══ Records for processing

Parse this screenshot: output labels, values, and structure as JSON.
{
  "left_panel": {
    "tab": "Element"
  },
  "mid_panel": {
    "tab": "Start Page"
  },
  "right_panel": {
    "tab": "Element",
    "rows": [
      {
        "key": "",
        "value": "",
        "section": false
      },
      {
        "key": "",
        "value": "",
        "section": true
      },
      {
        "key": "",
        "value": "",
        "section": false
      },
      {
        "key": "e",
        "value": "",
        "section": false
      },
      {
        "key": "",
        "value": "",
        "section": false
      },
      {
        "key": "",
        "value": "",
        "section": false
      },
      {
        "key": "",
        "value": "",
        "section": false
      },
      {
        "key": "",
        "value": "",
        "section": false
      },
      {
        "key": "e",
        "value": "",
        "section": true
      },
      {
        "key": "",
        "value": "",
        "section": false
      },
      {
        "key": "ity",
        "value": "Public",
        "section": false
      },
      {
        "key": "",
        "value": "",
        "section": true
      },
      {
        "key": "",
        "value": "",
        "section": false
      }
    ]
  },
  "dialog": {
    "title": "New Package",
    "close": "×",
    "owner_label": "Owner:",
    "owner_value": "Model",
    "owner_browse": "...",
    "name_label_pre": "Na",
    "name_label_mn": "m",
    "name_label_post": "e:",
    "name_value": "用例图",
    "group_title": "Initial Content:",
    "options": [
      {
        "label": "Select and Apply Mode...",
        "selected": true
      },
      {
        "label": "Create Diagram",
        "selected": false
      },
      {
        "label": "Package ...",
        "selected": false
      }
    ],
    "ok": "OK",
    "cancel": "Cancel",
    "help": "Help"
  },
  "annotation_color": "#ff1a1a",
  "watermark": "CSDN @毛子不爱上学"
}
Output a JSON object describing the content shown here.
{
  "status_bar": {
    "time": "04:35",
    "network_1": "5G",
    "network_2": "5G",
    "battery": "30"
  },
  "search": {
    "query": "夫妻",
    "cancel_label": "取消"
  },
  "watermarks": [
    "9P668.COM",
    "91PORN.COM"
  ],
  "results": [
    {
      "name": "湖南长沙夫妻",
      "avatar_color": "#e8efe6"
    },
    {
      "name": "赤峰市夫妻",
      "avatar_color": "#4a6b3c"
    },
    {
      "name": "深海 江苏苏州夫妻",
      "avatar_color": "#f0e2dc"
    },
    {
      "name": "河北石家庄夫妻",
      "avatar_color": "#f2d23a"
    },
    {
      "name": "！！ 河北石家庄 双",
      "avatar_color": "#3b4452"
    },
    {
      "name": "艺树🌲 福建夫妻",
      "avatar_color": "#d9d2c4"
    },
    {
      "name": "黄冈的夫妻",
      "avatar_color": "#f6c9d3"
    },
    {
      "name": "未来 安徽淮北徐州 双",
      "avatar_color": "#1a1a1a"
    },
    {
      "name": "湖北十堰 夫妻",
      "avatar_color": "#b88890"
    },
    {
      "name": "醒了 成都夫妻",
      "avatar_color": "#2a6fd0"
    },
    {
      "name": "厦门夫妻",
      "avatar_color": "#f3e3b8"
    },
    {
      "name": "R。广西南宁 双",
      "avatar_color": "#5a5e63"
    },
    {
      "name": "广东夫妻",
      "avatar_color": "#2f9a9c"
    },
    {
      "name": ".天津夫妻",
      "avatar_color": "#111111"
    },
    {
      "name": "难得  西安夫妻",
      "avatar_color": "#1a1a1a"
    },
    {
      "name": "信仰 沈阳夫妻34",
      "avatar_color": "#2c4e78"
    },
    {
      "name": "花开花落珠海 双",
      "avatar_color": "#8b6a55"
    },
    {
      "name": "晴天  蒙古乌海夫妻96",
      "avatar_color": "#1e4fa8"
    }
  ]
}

════

What the exercise asks ▸
Reproduce all of the entries word for word.

Result of the task ▸
Parse this screenshot: output labels, values, and structure as JSON.
{
  "left_panel": {
    "tab": "Element"
  },
  "mid_panel": {
    "tab": "Start Page"
  },
  "right_panel": {
    "tab": "Element",
    "rows": [
      {
        "key": "",
        "value": "",
        "section": false
      },
      {
        "key": "",
        "value": "",
        "section": true
      },
      {
        "key": "",
        "value": "",
        "section": false
      },
      {
        "key": "e",
        "value": "",
        "section": false
      },
      {
        "key": "",
        "value": "",
        "section": false
      },
      {
        "key": "",
        "value": "",
        "section": false
      },
      {
        "key": "",
        "value": "",
        "section": false
      },
      {
        "key": "",
        "value": "",
        "section": false
      },
      {
        "key": "e",
        "value": "",
        "section": true
      },
      {
        "key": "",
        "value": "",
        "section": false
      },
      {
        "key": "ity",
        "value": "Public",
        "section": false
      },
      {
        "key": "",
        "value": "",
        "section": true
      },
      {
        "key": "",
        "value": "",
        "section": false
      }
    ]
  },
  "dialog": {
    "title": "New Package",
    "close": "×",
    "owner_label": "Owner:",
    "owner_value": "Model",
    "owner_browse": "...",
    "name_label_pre": "Na",
    "name_label_mn": "m",
    "name_label_post": "e:",
    "name_value": "用例图",
    "group_title": "Initial Content:",
    "options": [
      {
        "label": "Select and Apply Mode...",
        "selected": true
      },
      {
        "label": "Create Diagram",
        "selected": false
      },
      {
        "label": "Package ...",
        "selected": false
      }
    ],
    "ok": "OK",
    "cancel": "Cancel",
    "help": "Help"
  },
  "annotation_color": "#ff1a1a",
  "watermark": "CSDN @毛子不爱上学"
}
Output a JSON object describing the content shown here.
{
  "status_bar": {
    "time": "04:35",
    "network_1": "5G",
    "network_2": "5G",
    "battery": "30"
  },
  "search": {
    "query": "夫妻",
    "cancel_label": "取消"
  },
  "watermarks": [
    "9P668.COM",
    "91PORN.COM"
  ],
  "results": [
    {
      "name": "湖南长沙夫妻",
      "avatar_color": "#e8efe6"
    },
    {
      "name": "赤峰市夫妻",
      "avatar_color": "#4a6b3c"
    },
    {
      "name": "深海 江苏苏州夫妻",
      "avatar_color": "#f0e2dc"
    },
    {
      "name": "河北石家庄夫妻",
      "avatar_color": "#f2d23a"
    },
    {
      "name": "！！ 河北石家庄 双",
      "avatar_color": "#3b4452"
    },
    {
      "name": "艺树🌲 福建夫妻",
      "avatar_color": "#d9d2c4"
    },
    {
      "name": "黄冈的夫妻",
      "avatar_color": "#f6c9d3"
    },
    {
      "name": "未来 安徽淮北徐州 双",
      "avatar_color": "#1a1a1a"
    },
    {
      "name": "湖北十堰 夫妻",
      "avatar_color": "#b88890"
    },
    {
      "name": "醒了 成都夫妻",
      "avatar_color": "#2a6fd0"
    },
    {
      "name": "厦门夫妻",
      "avatar_color": "#f3e3b8"
    },
    {
      "name": "R。广西南宁 双",
      "avatar_color": "#5a5e63"
    },
    {
      "name": "广东夫妻",
      "avatar_color": "#2f9a9c"
    },
    {
      "name": ".天津夫妻",
      "avatar_color": "#111111"
    },
    {
      "name": "难得  西安夫妻",
      "avatar_color": "#1a1a1a"
    },
    {
      "name": "信仰 沈阳夫妻34",
      "avatar_color": "#2c4e78"
    },
    {
      "name": "花开花落珠海 双",
      "avatar_color": "#8b6a55"
    },
    {
      "name": "晴天  蒙古乌海夫妻96",
      "avatar_color": "#1e4fa8"
    }
  ]
}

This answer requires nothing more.